--- begin ---

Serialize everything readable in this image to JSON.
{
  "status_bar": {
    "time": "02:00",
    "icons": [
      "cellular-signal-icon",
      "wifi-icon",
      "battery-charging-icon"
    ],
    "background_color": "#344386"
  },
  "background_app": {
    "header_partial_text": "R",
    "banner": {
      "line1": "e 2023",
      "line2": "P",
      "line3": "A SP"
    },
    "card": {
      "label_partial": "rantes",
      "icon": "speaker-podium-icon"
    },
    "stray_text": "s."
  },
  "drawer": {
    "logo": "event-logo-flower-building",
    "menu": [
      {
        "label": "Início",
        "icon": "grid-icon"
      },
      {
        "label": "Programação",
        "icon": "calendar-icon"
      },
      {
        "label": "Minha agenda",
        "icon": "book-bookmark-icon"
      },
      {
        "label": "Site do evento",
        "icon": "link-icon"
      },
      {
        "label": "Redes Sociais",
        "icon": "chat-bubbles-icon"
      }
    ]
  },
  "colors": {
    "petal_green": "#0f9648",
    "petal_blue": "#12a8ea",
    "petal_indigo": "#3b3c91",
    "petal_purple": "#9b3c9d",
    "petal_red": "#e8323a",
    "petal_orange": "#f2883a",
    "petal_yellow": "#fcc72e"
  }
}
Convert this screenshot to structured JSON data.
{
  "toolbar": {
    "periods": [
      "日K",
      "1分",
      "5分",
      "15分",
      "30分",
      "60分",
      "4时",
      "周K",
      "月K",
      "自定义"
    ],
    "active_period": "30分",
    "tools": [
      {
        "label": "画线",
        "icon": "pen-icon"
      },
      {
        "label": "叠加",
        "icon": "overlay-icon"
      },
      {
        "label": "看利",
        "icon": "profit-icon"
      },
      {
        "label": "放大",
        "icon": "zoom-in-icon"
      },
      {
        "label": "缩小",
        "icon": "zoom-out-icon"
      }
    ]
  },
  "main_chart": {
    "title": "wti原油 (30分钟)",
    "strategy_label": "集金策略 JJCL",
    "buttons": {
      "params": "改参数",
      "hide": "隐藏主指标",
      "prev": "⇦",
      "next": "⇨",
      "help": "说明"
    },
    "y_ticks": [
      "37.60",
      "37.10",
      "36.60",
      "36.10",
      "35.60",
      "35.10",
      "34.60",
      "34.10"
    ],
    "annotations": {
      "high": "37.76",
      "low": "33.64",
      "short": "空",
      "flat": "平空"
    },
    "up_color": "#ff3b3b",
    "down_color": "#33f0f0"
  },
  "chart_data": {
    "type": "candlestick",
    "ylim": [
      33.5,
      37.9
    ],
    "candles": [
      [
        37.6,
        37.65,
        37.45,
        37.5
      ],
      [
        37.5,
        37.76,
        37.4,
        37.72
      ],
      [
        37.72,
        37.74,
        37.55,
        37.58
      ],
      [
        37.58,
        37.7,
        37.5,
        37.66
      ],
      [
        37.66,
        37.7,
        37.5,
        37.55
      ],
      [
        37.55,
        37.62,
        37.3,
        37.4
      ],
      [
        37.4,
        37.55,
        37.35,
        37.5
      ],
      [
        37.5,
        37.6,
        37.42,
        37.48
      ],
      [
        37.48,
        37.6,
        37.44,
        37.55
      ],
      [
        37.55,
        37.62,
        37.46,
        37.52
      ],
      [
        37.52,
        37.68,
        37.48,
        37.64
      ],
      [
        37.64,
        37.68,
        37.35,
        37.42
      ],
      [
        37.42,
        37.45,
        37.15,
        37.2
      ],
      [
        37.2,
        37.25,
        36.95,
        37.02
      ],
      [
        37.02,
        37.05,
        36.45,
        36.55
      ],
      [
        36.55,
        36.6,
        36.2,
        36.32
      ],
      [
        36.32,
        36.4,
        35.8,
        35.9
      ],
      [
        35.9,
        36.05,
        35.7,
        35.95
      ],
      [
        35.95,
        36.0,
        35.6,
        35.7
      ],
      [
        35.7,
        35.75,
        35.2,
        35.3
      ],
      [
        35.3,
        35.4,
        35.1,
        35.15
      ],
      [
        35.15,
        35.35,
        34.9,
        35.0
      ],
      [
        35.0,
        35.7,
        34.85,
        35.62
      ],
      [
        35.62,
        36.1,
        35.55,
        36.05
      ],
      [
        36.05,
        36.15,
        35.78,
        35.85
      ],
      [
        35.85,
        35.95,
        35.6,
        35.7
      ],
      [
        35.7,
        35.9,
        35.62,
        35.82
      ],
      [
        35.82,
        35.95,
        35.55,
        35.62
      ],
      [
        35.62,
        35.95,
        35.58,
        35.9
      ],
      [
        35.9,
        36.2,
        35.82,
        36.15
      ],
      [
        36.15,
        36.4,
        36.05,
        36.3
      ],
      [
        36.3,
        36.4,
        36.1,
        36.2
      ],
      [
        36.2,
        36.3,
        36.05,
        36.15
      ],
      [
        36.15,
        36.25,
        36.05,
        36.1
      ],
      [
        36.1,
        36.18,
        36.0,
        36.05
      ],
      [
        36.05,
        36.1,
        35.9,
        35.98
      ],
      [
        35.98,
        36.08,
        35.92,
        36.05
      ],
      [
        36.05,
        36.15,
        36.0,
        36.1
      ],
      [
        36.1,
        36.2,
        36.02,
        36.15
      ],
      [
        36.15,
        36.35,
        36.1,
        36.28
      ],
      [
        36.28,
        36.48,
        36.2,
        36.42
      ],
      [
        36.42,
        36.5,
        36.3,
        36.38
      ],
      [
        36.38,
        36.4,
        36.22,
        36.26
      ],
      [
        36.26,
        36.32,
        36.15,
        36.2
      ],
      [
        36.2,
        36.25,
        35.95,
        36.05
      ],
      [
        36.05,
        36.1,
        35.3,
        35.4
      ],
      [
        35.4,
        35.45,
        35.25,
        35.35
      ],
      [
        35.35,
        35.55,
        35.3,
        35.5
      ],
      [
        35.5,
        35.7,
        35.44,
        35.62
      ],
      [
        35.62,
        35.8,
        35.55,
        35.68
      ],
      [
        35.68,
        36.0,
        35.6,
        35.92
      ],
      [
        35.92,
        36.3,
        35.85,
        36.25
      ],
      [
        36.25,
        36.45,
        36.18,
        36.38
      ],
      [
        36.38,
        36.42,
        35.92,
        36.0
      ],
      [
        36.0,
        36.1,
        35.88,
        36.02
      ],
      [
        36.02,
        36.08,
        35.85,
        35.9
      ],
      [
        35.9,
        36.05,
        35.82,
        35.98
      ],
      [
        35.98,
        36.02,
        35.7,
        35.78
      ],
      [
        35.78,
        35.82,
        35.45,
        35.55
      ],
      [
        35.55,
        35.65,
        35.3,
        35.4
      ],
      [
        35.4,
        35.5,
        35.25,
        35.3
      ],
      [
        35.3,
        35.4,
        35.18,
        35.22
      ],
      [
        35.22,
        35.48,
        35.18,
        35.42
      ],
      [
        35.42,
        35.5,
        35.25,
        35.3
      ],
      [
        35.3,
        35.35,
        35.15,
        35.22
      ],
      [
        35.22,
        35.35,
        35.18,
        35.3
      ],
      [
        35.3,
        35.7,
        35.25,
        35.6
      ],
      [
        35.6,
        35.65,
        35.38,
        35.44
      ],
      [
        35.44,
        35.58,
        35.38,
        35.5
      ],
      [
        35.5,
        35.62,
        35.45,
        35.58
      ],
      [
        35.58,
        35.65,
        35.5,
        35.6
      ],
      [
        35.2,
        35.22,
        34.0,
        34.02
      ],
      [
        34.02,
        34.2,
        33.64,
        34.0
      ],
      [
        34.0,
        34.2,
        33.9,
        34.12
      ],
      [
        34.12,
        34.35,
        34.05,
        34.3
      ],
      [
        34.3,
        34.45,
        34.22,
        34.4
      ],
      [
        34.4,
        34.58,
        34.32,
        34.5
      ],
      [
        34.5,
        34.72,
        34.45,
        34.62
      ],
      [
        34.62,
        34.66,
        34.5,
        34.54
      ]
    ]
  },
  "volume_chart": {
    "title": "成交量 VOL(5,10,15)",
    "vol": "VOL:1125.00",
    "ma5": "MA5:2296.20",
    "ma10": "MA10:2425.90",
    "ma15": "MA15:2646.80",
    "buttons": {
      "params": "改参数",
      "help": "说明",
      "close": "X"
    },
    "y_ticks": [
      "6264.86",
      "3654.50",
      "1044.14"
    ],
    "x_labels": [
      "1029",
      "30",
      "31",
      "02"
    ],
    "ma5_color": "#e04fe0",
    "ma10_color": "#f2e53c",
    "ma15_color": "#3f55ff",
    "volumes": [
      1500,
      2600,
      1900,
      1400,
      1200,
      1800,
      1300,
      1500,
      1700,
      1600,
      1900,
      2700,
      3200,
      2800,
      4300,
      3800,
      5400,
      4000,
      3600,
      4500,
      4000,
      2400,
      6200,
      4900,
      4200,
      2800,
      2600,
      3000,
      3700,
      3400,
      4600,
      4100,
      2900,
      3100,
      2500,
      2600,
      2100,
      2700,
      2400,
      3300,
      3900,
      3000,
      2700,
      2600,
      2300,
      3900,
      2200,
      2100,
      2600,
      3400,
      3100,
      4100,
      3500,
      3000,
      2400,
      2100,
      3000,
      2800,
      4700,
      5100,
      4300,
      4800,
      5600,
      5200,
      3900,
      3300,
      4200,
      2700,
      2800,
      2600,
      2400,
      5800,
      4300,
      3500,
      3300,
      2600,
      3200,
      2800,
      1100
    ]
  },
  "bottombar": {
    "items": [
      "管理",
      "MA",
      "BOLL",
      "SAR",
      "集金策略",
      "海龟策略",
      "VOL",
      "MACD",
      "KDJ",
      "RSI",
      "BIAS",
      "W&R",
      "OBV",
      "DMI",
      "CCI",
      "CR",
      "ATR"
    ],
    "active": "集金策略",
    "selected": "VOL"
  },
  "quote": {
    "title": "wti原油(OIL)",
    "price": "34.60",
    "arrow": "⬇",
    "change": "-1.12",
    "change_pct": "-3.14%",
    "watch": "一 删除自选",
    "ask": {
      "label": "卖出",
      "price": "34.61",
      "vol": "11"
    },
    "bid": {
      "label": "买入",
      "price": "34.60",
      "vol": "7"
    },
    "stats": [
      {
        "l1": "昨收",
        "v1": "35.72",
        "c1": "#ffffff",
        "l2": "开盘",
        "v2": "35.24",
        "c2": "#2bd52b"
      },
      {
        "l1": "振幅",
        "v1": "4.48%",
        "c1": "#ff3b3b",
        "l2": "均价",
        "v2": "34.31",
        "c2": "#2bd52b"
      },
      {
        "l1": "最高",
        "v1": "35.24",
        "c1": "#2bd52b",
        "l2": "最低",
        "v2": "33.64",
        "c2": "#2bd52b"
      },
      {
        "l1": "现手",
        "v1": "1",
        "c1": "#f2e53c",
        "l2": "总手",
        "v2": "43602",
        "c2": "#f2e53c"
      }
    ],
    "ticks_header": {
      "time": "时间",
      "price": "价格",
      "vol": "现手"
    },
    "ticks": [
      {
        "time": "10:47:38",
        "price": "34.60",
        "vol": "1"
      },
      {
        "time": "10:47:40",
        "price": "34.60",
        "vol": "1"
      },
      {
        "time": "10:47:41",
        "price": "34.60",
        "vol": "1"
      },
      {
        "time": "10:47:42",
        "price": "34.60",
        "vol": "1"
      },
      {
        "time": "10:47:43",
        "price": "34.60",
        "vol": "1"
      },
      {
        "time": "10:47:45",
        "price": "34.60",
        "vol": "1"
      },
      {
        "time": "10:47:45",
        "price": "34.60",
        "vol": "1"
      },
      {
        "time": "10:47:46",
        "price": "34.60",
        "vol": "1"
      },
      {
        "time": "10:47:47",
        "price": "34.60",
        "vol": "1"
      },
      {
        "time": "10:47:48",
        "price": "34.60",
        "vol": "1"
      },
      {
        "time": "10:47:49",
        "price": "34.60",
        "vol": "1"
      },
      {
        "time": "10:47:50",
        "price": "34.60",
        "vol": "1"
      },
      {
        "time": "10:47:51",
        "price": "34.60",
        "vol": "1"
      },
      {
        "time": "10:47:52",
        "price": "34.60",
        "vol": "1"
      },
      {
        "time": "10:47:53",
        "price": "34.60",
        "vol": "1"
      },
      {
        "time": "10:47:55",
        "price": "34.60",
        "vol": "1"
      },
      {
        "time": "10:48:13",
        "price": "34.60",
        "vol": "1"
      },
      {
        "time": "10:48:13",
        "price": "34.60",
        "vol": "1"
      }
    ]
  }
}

--- end ---

* **WHAT YOU ARE ASKED TO DO**: Where a line in the material above holds "this", copy that line.

* **EXERCISE SOLUTION**:
Serialize everything readable in this image to JSON.
Convert this screenshot to structured JSON data.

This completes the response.